A run of records »

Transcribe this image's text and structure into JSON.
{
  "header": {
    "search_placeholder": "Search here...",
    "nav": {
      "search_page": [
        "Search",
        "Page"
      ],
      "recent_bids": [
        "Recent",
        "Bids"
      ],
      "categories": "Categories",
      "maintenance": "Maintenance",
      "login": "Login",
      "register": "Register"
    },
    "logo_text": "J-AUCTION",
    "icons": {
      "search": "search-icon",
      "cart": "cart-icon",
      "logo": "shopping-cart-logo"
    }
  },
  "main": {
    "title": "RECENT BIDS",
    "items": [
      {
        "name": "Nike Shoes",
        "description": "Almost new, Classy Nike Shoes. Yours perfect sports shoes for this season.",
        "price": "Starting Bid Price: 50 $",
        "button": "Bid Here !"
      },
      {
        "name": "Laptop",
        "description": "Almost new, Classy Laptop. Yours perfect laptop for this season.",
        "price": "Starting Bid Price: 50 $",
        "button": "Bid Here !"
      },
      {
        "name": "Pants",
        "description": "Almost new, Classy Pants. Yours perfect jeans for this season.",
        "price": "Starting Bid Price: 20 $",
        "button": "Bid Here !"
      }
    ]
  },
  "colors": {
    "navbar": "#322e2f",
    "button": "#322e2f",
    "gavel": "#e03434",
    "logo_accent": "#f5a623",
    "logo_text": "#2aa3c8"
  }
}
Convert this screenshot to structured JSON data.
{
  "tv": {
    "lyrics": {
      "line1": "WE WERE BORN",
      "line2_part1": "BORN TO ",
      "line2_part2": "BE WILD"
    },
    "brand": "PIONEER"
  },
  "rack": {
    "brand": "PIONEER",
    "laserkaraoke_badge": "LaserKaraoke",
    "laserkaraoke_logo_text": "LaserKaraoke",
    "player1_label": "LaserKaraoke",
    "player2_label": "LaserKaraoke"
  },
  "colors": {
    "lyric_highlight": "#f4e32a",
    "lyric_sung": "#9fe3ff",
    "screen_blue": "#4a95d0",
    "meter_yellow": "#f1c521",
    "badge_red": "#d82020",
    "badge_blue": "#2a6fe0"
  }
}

DIRECTIVE » Return, word for word, each line from the line that contains "Convert this screenshot" to the end of the listing above; include both end lines and nothing else.

THE ANSWER »
Convert this screenshot to structured JSON data.
{
  "tv": {
    "lyrics": {
      "line1": "WE WERE BORN",
      "line2_part1": "BORN TO ",
      "line2_part2": "BE WILD"
    },
    "brand": "PIONEER"
  },
  "rack": {
    "brand": "PIONEER",
    "laserkaraoke_badge": "LaserKaraoke",
    "laserkaraoke_logo_text": "LaserKaraoke",
    "player1_label": "LaserKaraoke",
    "player2_label": "LaserKaraoke"
  },
  "colors": {
    "lyric_highlight": "#f4e32a",
    "lyric_sung": "#9fe3ff",
    "screen_blue": "#4a95d0",
    "meter_yellow": "#f1c521",
    "badge_red": "#d82020",
    "badge_blue": "#2a6fe0"
  }
}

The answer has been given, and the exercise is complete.